▸ **Exercise aim**: Read the lines that follow and pick out every one containing the word "学校食堂内控的管理制度".

▸ **Provided records**:

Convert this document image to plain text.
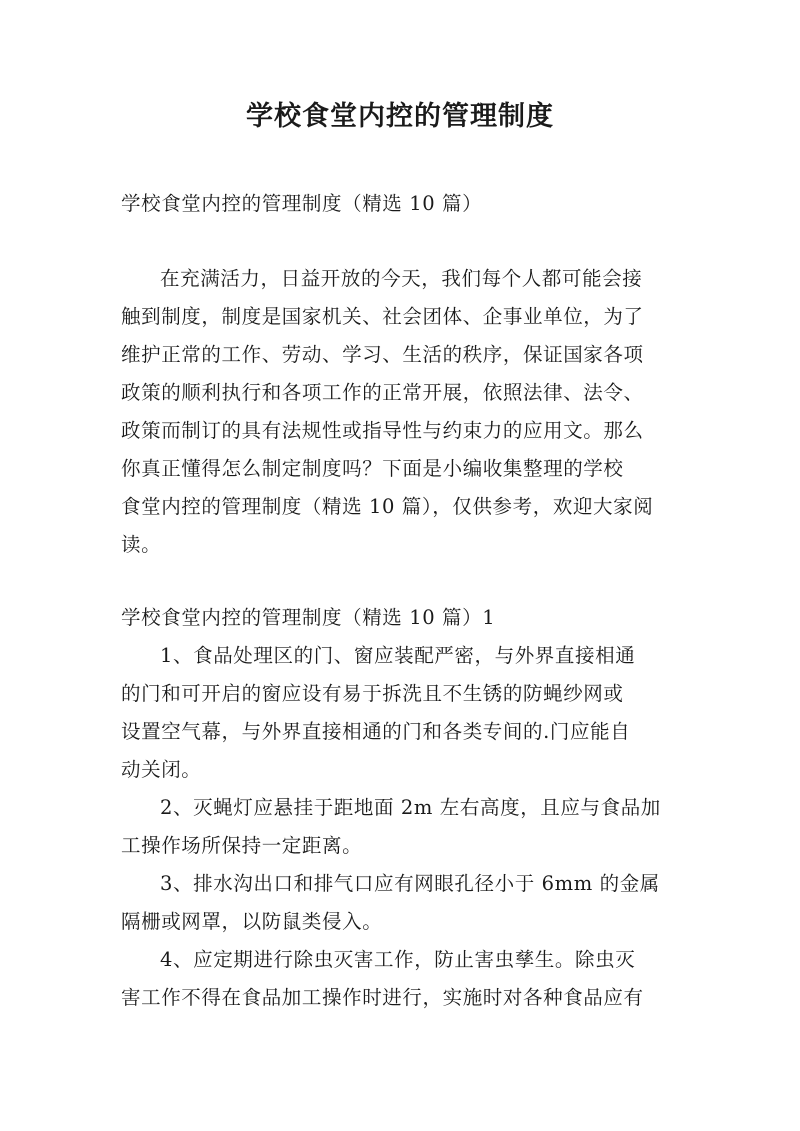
学校食堂内控的管理制度
学校食堂内控的管理制度（精选 10 篇）
在充满活力，日益开放的今天，我们每个人都可能会接
触到制度，制度是国家机关、社会团体、企事业单位，为了
维护正常的工作、劳动、学习、生活的秩序，保证国家各项
政策的顺利执行和各项工作的正常开展，依照法律、法令、
政策而制订的具有法规性或指导性与约束力的应用文。那么
你真正懂得怎么制定制度吗？下面是小编收集整理的学校
食堂内控的管理制度（精选 10 篇），仅供参考，欢迎大家阅
读。
学校食堂内控的管理制度（精选 10 篇）1
1、食品处理区的门、窗应装配严密，与外界直接相通
的门和可开启的窗应设有易于拆洗且不生锈的防蝇纱网或
设置空气幕，与外界直接相通的门和各类专间的.门应能自
动关闭。
2、灭蝇灯应悬挂于距地面 2m 左右高度，且应与食品加
工操作场所保持一定距离。
3、排水沟出口和排气口应有网眼孔径小于 6mm 的金属
隔栅或网罩，以防鼠类侵入。
4、应定期进行除虫灭害工作，防止害虫孳生。除虫灭
害工作不得在食品加工操作时进行，实施时对各种食品应有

▸ **Result of the exercise**:
学校食堂内控的管理制度
学校食堂内控的管理制度（精选 10 篇）
学校食堂内控的管理制度（精选 10 篇）1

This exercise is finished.